§ What to do: In the data below, find every line that has the string "value", and copy it.

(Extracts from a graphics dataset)
** BEGIN **
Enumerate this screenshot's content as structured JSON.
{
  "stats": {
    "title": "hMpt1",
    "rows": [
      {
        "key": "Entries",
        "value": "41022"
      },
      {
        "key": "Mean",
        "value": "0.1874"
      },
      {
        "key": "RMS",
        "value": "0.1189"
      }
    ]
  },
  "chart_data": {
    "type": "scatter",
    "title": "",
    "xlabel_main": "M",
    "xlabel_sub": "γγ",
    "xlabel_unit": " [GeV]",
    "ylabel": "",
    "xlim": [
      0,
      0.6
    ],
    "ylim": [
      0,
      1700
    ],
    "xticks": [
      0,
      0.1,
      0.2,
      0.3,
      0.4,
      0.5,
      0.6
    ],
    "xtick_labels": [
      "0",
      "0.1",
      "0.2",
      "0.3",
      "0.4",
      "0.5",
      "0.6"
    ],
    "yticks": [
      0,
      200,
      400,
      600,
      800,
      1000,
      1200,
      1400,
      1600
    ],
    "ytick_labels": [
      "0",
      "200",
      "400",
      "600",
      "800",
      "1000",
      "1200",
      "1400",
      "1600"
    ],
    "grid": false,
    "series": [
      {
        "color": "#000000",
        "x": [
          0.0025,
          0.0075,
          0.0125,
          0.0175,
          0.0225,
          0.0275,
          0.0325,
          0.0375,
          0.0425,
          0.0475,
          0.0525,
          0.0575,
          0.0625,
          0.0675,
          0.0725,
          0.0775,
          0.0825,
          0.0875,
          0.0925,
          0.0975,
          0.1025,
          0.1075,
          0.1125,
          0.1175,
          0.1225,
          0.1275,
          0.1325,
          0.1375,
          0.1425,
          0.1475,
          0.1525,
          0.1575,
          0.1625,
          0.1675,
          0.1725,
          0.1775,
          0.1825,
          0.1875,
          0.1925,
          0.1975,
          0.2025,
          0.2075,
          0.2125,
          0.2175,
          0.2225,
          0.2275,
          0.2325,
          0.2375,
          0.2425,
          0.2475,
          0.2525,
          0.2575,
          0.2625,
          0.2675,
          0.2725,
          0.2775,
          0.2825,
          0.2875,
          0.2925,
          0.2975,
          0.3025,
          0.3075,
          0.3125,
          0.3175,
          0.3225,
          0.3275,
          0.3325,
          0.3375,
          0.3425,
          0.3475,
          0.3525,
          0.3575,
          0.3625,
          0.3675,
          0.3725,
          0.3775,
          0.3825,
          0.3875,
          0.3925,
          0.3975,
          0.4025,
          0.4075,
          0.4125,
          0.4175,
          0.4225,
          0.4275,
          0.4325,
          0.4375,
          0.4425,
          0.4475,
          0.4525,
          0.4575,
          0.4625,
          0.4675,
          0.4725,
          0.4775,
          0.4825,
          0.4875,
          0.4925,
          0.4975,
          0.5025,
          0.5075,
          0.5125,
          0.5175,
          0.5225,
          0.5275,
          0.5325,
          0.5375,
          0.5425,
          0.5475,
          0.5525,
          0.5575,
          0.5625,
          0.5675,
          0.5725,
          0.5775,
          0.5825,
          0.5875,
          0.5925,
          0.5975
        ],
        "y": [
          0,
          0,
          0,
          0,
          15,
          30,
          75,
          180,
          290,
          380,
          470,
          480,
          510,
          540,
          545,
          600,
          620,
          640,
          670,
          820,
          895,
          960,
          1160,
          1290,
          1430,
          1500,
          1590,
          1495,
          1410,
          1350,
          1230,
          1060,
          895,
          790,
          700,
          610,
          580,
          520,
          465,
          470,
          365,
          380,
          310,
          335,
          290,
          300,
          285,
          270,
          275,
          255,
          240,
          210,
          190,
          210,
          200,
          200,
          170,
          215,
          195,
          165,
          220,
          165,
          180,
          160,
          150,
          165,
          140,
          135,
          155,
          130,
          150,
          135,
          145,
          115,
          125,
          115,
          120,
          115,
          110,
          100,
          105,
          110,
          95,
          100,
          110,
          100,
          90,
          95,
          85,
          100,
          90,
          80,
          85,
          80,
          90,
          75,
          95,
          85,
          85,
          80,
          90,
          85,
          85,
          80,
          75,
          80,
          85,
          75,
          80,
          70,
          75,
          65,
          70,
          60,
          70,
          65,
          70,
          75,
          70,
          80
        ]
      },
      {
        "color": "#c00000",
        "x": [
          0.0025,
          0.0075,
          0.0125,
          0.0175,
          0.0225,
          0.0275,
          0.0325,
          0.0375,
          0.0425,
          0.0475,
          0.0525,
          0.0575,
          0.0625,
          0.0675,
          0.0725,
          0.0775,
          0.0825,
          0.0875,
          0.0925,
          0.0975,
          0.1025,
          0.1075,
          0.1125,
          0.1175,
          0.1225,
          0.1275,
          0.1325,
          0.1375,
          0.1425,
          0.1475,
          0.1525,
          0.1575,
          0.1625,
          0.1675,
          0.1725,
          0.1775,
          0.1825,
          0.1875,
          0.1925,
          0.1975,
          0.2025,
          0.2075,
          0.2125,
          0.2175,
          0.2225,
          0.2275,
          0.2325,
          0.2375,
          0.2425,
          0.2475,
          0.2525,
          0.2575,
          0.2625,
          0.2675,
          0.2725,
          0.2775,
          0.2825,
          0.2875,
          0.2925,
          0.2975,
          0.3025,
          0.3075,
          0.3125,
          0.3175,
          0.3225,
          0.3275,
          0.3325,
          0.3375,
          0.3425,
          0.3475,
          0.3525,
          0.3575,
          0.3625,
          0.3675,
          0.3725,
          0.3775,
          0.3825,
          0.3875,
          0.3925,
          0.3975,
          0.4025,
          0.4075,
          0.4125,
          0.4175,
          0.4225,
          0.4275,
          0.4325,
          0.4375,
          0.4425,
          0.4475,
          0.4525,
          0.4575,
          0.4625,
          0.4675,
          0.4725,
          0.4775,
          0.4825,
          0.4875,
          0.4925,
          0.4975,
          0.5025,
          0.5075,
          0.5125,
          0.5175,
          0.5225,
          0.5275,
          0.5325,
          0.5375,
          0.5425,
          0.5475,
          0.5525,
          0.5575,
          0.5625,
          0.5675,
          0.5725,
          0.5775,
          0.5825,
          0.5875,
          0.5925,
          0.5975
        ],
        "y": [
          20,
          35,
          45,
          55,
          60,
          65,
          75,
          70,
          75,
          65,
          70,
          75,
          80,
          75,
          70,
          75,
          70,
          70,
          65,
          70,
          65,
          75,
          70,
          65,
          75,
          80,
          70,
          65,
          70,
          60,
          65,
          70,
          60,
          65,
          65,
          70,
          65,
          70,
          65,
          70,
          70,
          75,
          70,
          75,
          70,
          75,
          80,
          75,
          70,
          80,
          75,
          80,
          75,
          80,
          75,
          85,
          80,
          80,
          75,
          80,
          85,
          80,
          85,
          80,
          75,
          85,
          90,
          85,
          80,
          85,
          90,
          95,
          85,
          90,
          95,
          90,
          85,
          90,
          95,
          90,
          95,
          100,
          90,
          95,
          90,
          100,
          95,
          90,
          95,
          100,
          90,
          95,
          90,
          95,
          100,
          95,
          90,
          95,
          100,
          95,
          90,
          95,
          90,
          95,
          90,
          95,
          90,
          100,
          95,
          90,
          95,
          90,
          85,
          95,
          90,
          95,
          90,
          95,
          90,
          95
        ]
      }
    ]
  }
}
** END **
§ Problem solution:
        "value": "41022"
        "value": "0.1874"
        "value": "0.1189"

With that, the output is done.